- _PROVIDED RECORDS_
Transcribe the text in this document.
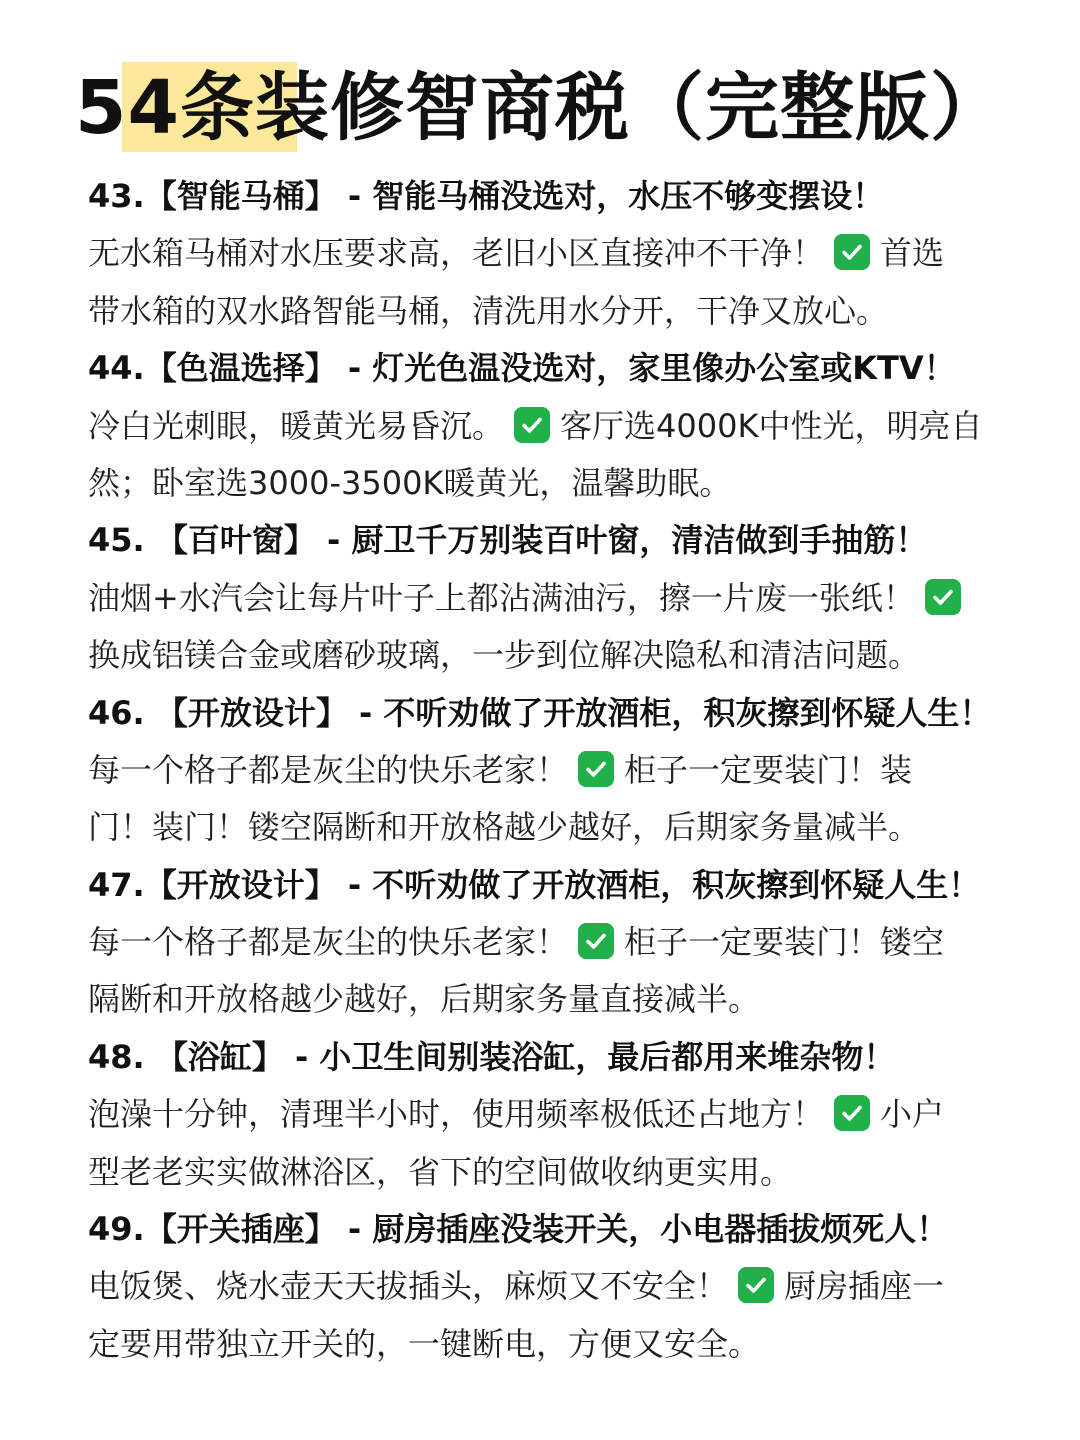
54条装修智商税（完整版）
43.【智能马桶】 - 智能马桶没选对，水压不够变摆设！
无水箱马桶对水压要求高，老旧小区直接冲不干净！ 首选
带水箱的双水路智能马桶，清洗用水分开，干净又放心。
44.【色温选择】 - 灯光色温没选对，家里像办公室或KTV！
冷白光刺眼，暖黄光易昏沉。 客厅选4000K中性光，明亮自
然；卧室选3000-3500K暖黄光，温馨助眠。
45. 【百叶窗】 - 厨卫千万别装百叶窗，清洁做到手抽筋！
油烟+水汽会让每片叶子上都沾满油污，擦一片废一张纸！
换成铝镁合金或磨砂玻璃，一步到位解决隐私和清洁问题。
46. 【开放设计】 - 不听劝做了开放酒柜，积灰擦到怀疑人生！
每一个格子都是灰尘的快乐老家！ 柜子一定要装门！装
门！装门！镂空隔断和开放格越少越好，后期家务量减半。
47.【开放设计】 - 不听劝做了开放酒柜，积灰擦到怀疑人生！
每一个格子都是灰尘的快乐老家！ 柜子一定要装门！镂空
隔断和开放格越少越好，后期家务量直接减半。
48. 【浴缸】 - 小卫生间别装浴缸，最后都用来堆杂物！
泡澡十分钟，清理半小时，使用频率极低还占地方！ 小户
型老老实实做淋浴区，省下的空间做收纳更实用。
49.【开关插座】 - 厨房插座没装开关，小电器插拔烦死人！
电饭煲、烧水壶天天拔插头，麻烦又不安全！ 厨房插座一
定要用带独立开关的，一键断电，方便又安全。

- _EXERCISE DESCRIPTION_
Write out all the records again, exactly, minus any pictures.

- _TASK SOLUTION_
Transcribe the text in this document.
54条装修智商税（完整版）
43.【智能马桶】 - 智能马桶没选对，水压不够变摆设！
无水箱马桶对水压要求高，老旧小区直接冲不干净！ 首选
带水箱的双水路智能马桶，清洗用水分开，干净又放心。
44.【色温选择】 - 灯光色温没选对，家里像办公室或KTV！
冷白光刺眼，暖黄光易昏沉。 客厅选4000K中性光，明亮自
然；卧室选3000-3500K暖黄光，温馨助眠。
45. 【百叶窗】 - 厨卫千万别装百叶窗，清洁做到手抽筋！
油烟+水汽会让每片叶子上都沾满油污，擦一片废一张纸！
换成铝镁合金或磨砂玻璃，一步到位解决隐私和清洁问题。
46. 【开放设计】 - 不听劝做了开放酒柜，积灰擦到怀疑人生！
每一个格子都是灰尘的快乐老家！ 柜子一定要装门！装
门！装门！镂空隔断和开放格越少越好，后期家务量减半。
47.【开放设计】 - 不听劝做了开放酒柜，积灰擦到怀疑人生！
每一个格子都是灰尘的快乐老家！ 柜子一定要装门！镂空
隔断和开放格越少越好，后期家务量直接减半。
48. 【浴缸】 - 小卫生间别装浴缸，最后都用来堆杂物！
泡澡十分钟，清理半小时，使用频率极低还占地方！ 小户
型老老实实做淋浴区，省下的空间做收纳更实用。
49.【开关插座】 - 厨房插座没装开关，小电器插拔烦死人！
电饭煲、烧水壶天天拔插头，麻烦又不安全！ 厨房插座一
定要用带独立开关的，一键断电，方便又安全。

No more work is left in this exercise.